### Task brief
Copy every one of the records below word for word, leaving out the pictures.

(Records from a dataset)
"""

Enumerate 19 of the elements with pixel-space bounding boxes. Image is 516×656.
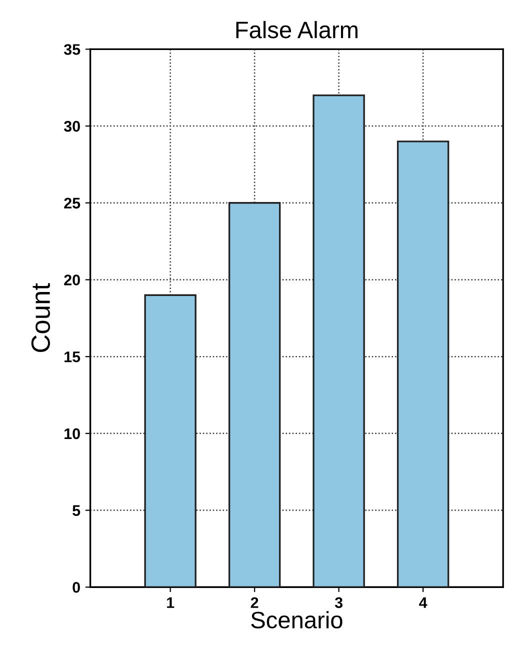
x-tick-label: 3 [334, 597, 343, 608]
x-tick-label: 2 [250, 597, 258, 608]
chart-title: False Alarm [236, 20, 358, 38]
y-tick-label: 30 [64, 120, 80, 132]
bar [312, 94, 365, 588]
bar [396, 140, 450, 588]
x-tick-label: 4 [419, 597, 428, 608]
y-tick-label: 35 [64, 44, 80, 55]
y-tick-label: 15 [64, 352, 80, 362]
y-tick-label: 20 [64, 274, 80, 286]
y-tick-label: 25 [64, 198, 80, 209]
y-tick-label: 10 [64, 428, 80, 440]
x-axis-title: Scenario [251, 611, 342, 628]
x-tick-label: 1 [167, 597, 174, 608]
y-axis-title: Count [31, 283, 50, 352]
y-tick-label: 5 [72, 505, 80, 516]
bar [228, 202, 281, 588]
bar [144, 294, 196, 588]
y-tick-label: 0 [72, 582, 80, 593]
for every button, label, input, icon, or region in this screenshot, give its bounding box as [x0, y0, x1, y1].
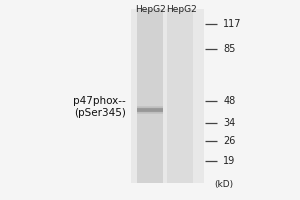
- Bar: [137, 109, 163, 110]
- Text: HepG2: HepG2: [135, 5, 165, 14]
- Text: 26: 26: [223, 136, 236, 146]
- Bar: [137, 108, 163, 109]
- Text: 48: 48: [223, 96, 236, 106]
- Text: p47phox--: p47phox--: [74, 96, 126, 106]
- Bar: [137, 111, 163, 112]
- Text: 34: 34: [223, 118, 236, 128]
- Bar: [137, 112, 163, 113]
- Bar: [137, 113, 163, 114]
- Bar: [130, 9, 204, 183]
- Text: 117: 117: [223, 19, 242, 29]
- Bar: [137, 108, 163, 112]
- Text: 19: 19: [223, 156, 236, 166]
- Text: HepG2: HepG2: [166, 5, 197, 14]
- Bar: [137, 107, 163, 108]
- Bar: [167, 9, 193, 183]
- Bar: [137, 106, 163, 107]
- Text: (pSer345): (pSer345): [74, 108, 126, 118]
- Bar: [137, 110, 163, 111]
- Text: (kD): (kD): [214, 180, 233, 189]
- Bar: [137, 9, 163, 183]
- Text: 85: 85: [223, 44, 236, 54]
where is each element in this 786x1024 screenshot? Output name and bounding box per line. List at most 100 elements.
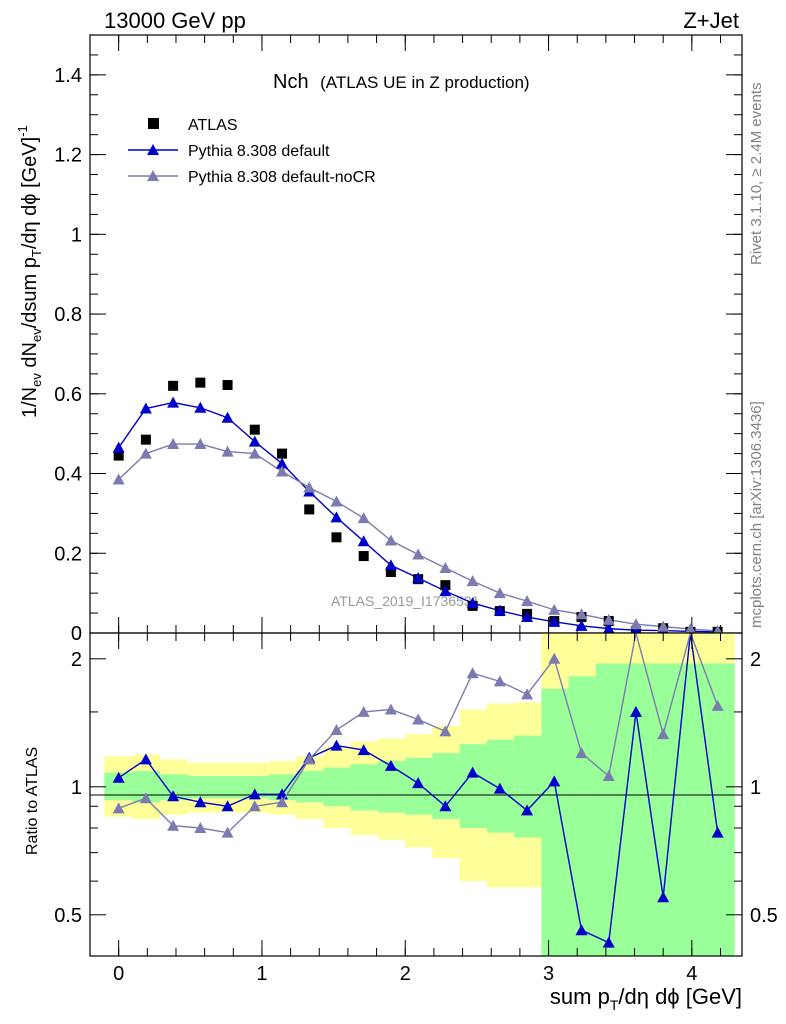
mc-data-point-2: [330, 495, 343, 507]
mc-data-point-1: [330, 511, 343, 523]
ratio-point-0: [629, 705, 642, 717]
atlas-data-point: [222, 380, 233, 391]
ratio-point-0: [493, 782, 506, 794]
ratio-point-1: [194, 822, 207, 834]
ratio-point-0: [357, 744, 370, 756]
ratio-point-1: [548, 652, 561, 664]
ratio-point-1: [276, 796, 289, 808]
uncertainty-band-stat: [323, 767, 351, 807]
mc-data-point-2: [112, 473, 125, 485]
ratio-point-1: [248, 800, 261, 812]
ratio-y-tick-label: 1: [71, 777, 82, 799]
ratio-point-0: [657, 891, 670, 903]
uncertainty-band-stat: [704, 663, 735, 956]
watermark: ATLAS_2019_I1736531: [331, 593, 480, 609]
mc-data-point-2: [684, 623, 697, 635]
y-tick-label: 1.2: [54, 145, 82, 167]
mc-data-point-1: [493, 604, 506, 616]
uncertainty-band-stat: [541, 688, 569, 956]
ratio-point-1: [711, 699, 724, 711]
uncertainty-band-stat: [187, 776, 215, 799]
main-y-axis-label: 1/Nev dNev/dsum pT/dη dϕ [GeV]-1: [15, 125, 44, 418]
ratio-point-1: [330, 724, 343, 736]
ratio-point-1: [602, 770, 615, 782]
uncertainty-band-stat: [459, 744, 487, 829]
mc-data-point-1: [466, 597, 479, 609]
side-label-bottom: mcplots.cern.ch [arXiv:1306.3436]: [748, 401, 765, 628]
atlas-data-point: [304, 504, 315, 515]
atlas-data-point: [168, 380, 179, 391]
uncertainty-band-stat: [296, 770, 324, 803]
ratio-point-0: [575, 924, 588, 936]
ratio-y-tick-label: 2: [71, 649, 82, 671]
x-tick-label: 2: [400, 963, 411, 985]
plot-title-main: Nch: [273, 71, 309, 93]
ratio-point-1: [167, 819, 180, 831]
ratio-point-0: [112, 771, 125, 783]
mc-data-point-2: [602, 613, 615, 625]
ratio-point-0: [521, 804, 534, 816]
legend-marker-2: [147, 170, 159, 181]
header-right: Z+Jet: [683, 8, 739, 33]
ratio-point-1: [657, 728, 670, 740]
uncertainty-band-stat: [514, 735, 542, 838]
legend-marker-1: [147, 144, 159, 155]
main-plot-panel: 0 0.2 0.4 0.6 0.8 1 1.2 1.4 Nch (ATLAS UE in Z …: [54, 34, 743, 645]
mc-data-point-2: [303, 481, 316, 493]
ratio-point-0: [548, 775, 561, 787]
ratio-point-0: [330, 739, 343, 751]
uncertainty-band-stat: [568, 676, 596, 956]
legend-marker-atlas: [148, 118, 159, 129]
legend-label-0: ATLAS: [188, 117, 238, 134]
side-label-top: Rivet 3.1.10, ≥ 2.4M events: [748, 83, 765, 266]
ratio-point-1: [221, 826, 234, 838]
mc-data-point-2: [466, 575, 479, 587]
ratio-y-axis-label: Ratio to ATLAS: [24, 747, 41, 855]
ratio-point-1: [139, 792, 152, 804]
ratio-plot-frame: [89, 632, 743, 957]
mc-data-point-2: [276, 465, 289, 477]
ratio-plot-panel: 0.5 0.5 1 1 2 2 0 1 2 3 4: [54, 630, 778, 985]
atlas-data-point: [331, 532, 342, 543]
ratio-point-1: [412, 713, 425, 725]
atlas-data-point: [195, 377, 206, 388]
mc-data-point-1: [548, 615, 561, 627]
ratio-point-0: [221, 800, 234, 812]
mc-data-point-2: [629, 618, 642, 630]
mc-data-point-1: [167, 396, 180, 408]
ratio-y-tick-label-right: 1: [750, 777, 761, 799]
uncertainty-band-stat: [350, 764, 379, 811]
atlas-data-point: [358, 551, 369, 562]
plot-title-sub: (ATLAS UE in Z production): [320, 73, 529, 92]
mc-data-point-1: [602, 622, 615, 634]
ratio-point-1: [466, 667, 479, 679]
legend-label-2: Pythia 8.308 default-noCR: [188, 169, 376, 186]
mc-data-point-2: [412, 548, 425, 560]
uncertainty-band-stat: [241, 776, 270, 799]
mc-data-point-2: [384, 534, 397, 546]
mc-data-point-2: [167, 438, 180, 450]
mc-data-point-1: [276, 457, 289, 469]
y-tick-label: 0: [71, 623, 82, 645]
mc-data-point-1: [139, 402, 152, 414]
mc-data-point-1: [575, 619, 588, 631]
x-tick-label: 0: [113, 963, 124, 985]
mc-data-point-1: [221, 411, 234, 423]
y-tick-label: 0.2: [54, 543, 82, 565]
header-left: 13000 GeV pp: [104, 8, 246, 33]
mc-data-point-1: [112, 441, 125, 453]
ratio-y-tick-label-right: 0.5: [750, 905, 778, 927]
mc-data-point-2: [357, 512, 370, 524]
ratio-point-0: [139, 753, 152, 765]
mc-data-point-1: [439, 585, 452, 597]
ratio-point-1: [112, 802, 125, 814]
ratio-point-1: [439, 725, 452, 737]
atlas-data-point: [249, 424, 260, 435]
ratio-y-tick-label-right: 2: [750, 649, 761, 671]
ratio-point-1: [303, 753, 316, 765]
plot-title: Nch (ATLAS UE in Z production): [273, 71, 530, 93]
y-tick-label: 0.8: [54, 304, 82, 326]
mc-data-point-2: [139, 447, 152, 459]
ratio-point-1: [357, 705, 370, 717]
ratio-point-1: [493, 675, 506, 687]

"""

### The completed task
Enumerate 19 of the elements with pixel-space bounding boxes. Image is 516×656.
x-tick-label: 3 [334, 597, 343, 608]
x-tick-label: 2 [250, 597, 258, 608]
chart-title: False Alarm [236, 20, 358, 38]
y-tick-label: 30 [64, 120, 80, 132]
bar [312, 94, 365, 588]
bar [396, 140, 450, 588]
x-tick-label: 4 [419, 597, 428, 608]
y-tick-label: 35 [64, 44, 80, 55]
y-tick-label: 15 [64, 352, 80, 362]
y-tick-label: 20 [64, 274, 80, 286]
y-tick-label: 25 [64, 198, 80, 209]
y-tick-label: 10 [64, 428, 80, 440]
x-axis-title: Scenario [251, 611, 342, 628]
x-tick-label: 1 [167, 597, 174, 608]
y-axis-title: Count [31, 283, 50, 352]
y-tick-label: 5 [72, 505, 80, 516]
bar [228, 202, 281, 588]
bar [144, 294, 196, 588]
y-tick-label: 0 [72, 582, 80, 593]
for every button, label, input, icon, or region in this screenshot, give its bounding box as [x0, y0, x1, y1].
- Bar: [137, 109, 163, 110]
- Text: HepG2: HepG2: [135, 5, 165, 14]
- Text: 26: 26: [223, 136, 236, 146]
- Bar: [137, 108, 163, 109]
- Text: 48: 48: [223, 96, 236, 106]
- Text: p47phox--: p47phox--: [74, 96, 126, 106]
- Bar: [137, 111, 163, 112]
- Text: 34: 34: [223, 118, 236, 128]
- Bar: [137, 112, 163, 113]
- Bar: [137, 113, 163, 114]
- Bar: [130, 9, 204, 183]
- Text: 117: 117: [223, 19, 242, 29]
- Bar: [137, 108, 163, 112]
- Text: 19: 19: [223, 156, 236, 166]
- Text: HepG2: HepG2: [166, 5, 197, 14]
- Bar: [137, 107, 163, 108]
- Bar: [167, 9, 193, 183]
- Bar: [137, 106, 163, 107]
- Text: (pSer345): (pSer345): [74, 108, 126, 118]
- Bar: [137, 110, 163, 111]
- Text: (kD): (kD): [214, 180, 233, 189]
- Bar: [137, 9, 163, 183]
- Text: 85: 85: [223, 44, 236, 54]
where is each element in this 786x1024 screenshot? Output name and bounding box per line. List at most 100 elements.
mc-data-point-2: [330, 495, 343, 507]
mc-data-point-1: [330, 511, 343, 523]
ratio-point-0: [629, 705, 642, 717]
atlas-data-point: [222, 380, 233, 391]
ratio-point-0: [493, 782, 506, 794]
ratio-point-1: [194, 822, 207, 834]
ratio-point-0: [357, 744, 370, 756]
ratio-point-1: [548, 652, 561, 664]
ratio-point-1: [276, 796, 289, 808]
uncertainty-band-stat: [323, 767, 351, 807]
mc-data-point-2: [112, 473, 125, 485]
ratio-point-1: [248, 800, 261, 812]
ratio-y-tick-label: 1: [71, 777, 82, 799]
ratio-point-0: [657, 891, 670, 903]
uncertainty-band-stat: [704, 663, 735, 956]
watermark: ATLAS_2019_I1736531: [331, 593, 480, 609]
mc-data-point-2: [684, 623, 697, 635]
y-tick-label: 1.2: [54, 145, 82, 167]
mc-data-point-1: [493, 604, 506, 616]
uncertainty-band-stat: [541, 688, 569, 956]
ratio-point-1: [711, 699, 724, 711]
uncertainty-band-stat: [187, 776, 215, 799]
main-y-axis-label: 1/Nev dNev/dsum pT/dη dϕ [GeV]-1: [15, 125, 44, 418]
ratio-point-1: [330, 724, 343, 736]
ratio-point-1: [602, 770, 615, 782]
uncertainty-band-stat: [459, 744, 487, 829]
mc-data-point-1: [466, 597, 479, 609]
side-label-bottom: mcplots.cern.ch [arXiv:1306.3436]: [748, 401, 765, 628]
atlas-data-point: [304, 504, 315, 515]
atlas-data-point: [168, 380, 179, 391]
uncertainty-band-stat: [296, 770, 324, 803]
ratio-point-0: [575, 924, 588, 936]
ratio-y-tick-label: 2: [71, 649, 82, 671]
x-tick-label: 2: [400, 963, 411, 985]
plot-title-main: Nch: [273, 71, 309, 93]
ratio-point-1: [167, 819, 180, 831]
ratio-point-0: [112, 771, 125, 783]
mc-data-point-2: [602, 613, 615, 625]
ratio-point-0: [521, 804, 534, 816]
legend-marker-2: [147, 170, 159, 181]
header-right: Z+Jet: [683, 8, 739, 33]
ratio-point-1: [657, 728, 670, 740]
uncertainty-band-stat: [514, 735, 542, 838]
legend-marker-1: [147, 144, 159, 155]
main-plot-panel: 0 0.2 0.4 0.6 0.8 1 1.2 1.4 Nch (ATLAS UE in Z …: [54, 34, 743, 645]
mc-data-point-2: [303, 481, 316, 493]
ratio-point-0: [548, 775, 561, 787]
ratio-point-0: [330, 739, 343, 751]
uncertainty-band-stat: [568, 676, 596, 956]
legend-marker-atlas: [148, 118, 159, 129]
legend-label-0: ATLAS: [188, 117, 238, 134]
side-label-top: Rivet 3.1.10, ≥ 2.4M events: [748, 83, 765, 266]
ratio-point-1: [221, 826, 234, 838]
mc-data-point-2: [466, 575, 479, 587]
ratio-y-axis-label: Ratio to ATLAS: [24, 747, 41, 855]
ratio-point-1: [139, 792, 152, 804]
ratio-plot-frame: [89, 632, 743, 957]
mc-data-point-2: [276, 465, 289, 477]
ratio-plot-panel: 0.5 0.5 1 1 2 2 0 1 2 3 4: [54, 630, 778, 985]
atlas-data-point: [331, 532, 342, 543]
ratio-point-1: [412, 713, 425, 725]
atlas-data-point: [195, 377, 206, 388]
mc-data-point-1: [548, 615, 561, 627]
ratio-point-0: [221, 800, 234, 812]
mc-data-point-2: [629, 618, 642, 630]
mc-data-point-1: [167, 396, 180, 408]
ratio-y-tick-label-right: 1: [750, 777, 761, 799]
uncertainty-band-stat: [350, 764, 379, 811]
atlas-data-point: [358, 551, 369, 562]
plot-title-sub: (ATLAS UE in Z production): [320, 73, 529, 92]
mc-data-point-1: [602, 622, 615, 634]
ratio-point-1: [466, 667, 479, 679]
legend-label-2: Pythia 8.308 default-noCR: [188, 169, 376, 186]
mc-data-point-2: [412, 548, 425, 560]
uncertainty-band-stat: [241, 776, 270, 799]
mc-data-point-2: [384, 534, 397, 546]
mc-data-point-2: [167, 438, 180, 450]
mc-data-point-1: [276, 457, 289, 469]
y-tick-label: 0: [71, 623, 82, 645]
mc-data-point-1: [139, 402, 152, 414]
mc-data-point-1: [575, 619, 588, 631]
x-tick-label: 0: [113, 963, 124, 985]
mc-data-point-1: [221, 411, 234, 423]
y-tick-label: 0.2: [54, 543, 82, 565]
header-left: 13000 GeV pp: [104, 8, 246, 33]
mc-data-point-1: [112, 441, 125, 453]
ratio-y-tick-label-right: 0.5: [750, 905, 778, 927]
mc-data-point-2: [357, 512, 370, 524]
ratio-point-0: [139, 753, 152, 765]
mc-data-point-1: [439, 585, 452, 597]
ratio-point-1: [112, 802, 125, 814]
ratio-point-1: [439, 725, 452, 737]
atlas-data-point: [249, 424, 260, 435]
ratio-y-tick-label-right: 2: [750, 649, 761, 671]
ratio-point-1: [303, 753, 316, 765]
plot-title: Nch (ATLAS UE in Z production): [273, 71, 530, 93]
y-tick-label: 0.8: [54, 304, 82, 326]
mc-data-point-2: [139, 447, 152, 459]
ratio-point-1: [357, 705, 370, 717]
ratio-point-1: [493, 675, 506, 687]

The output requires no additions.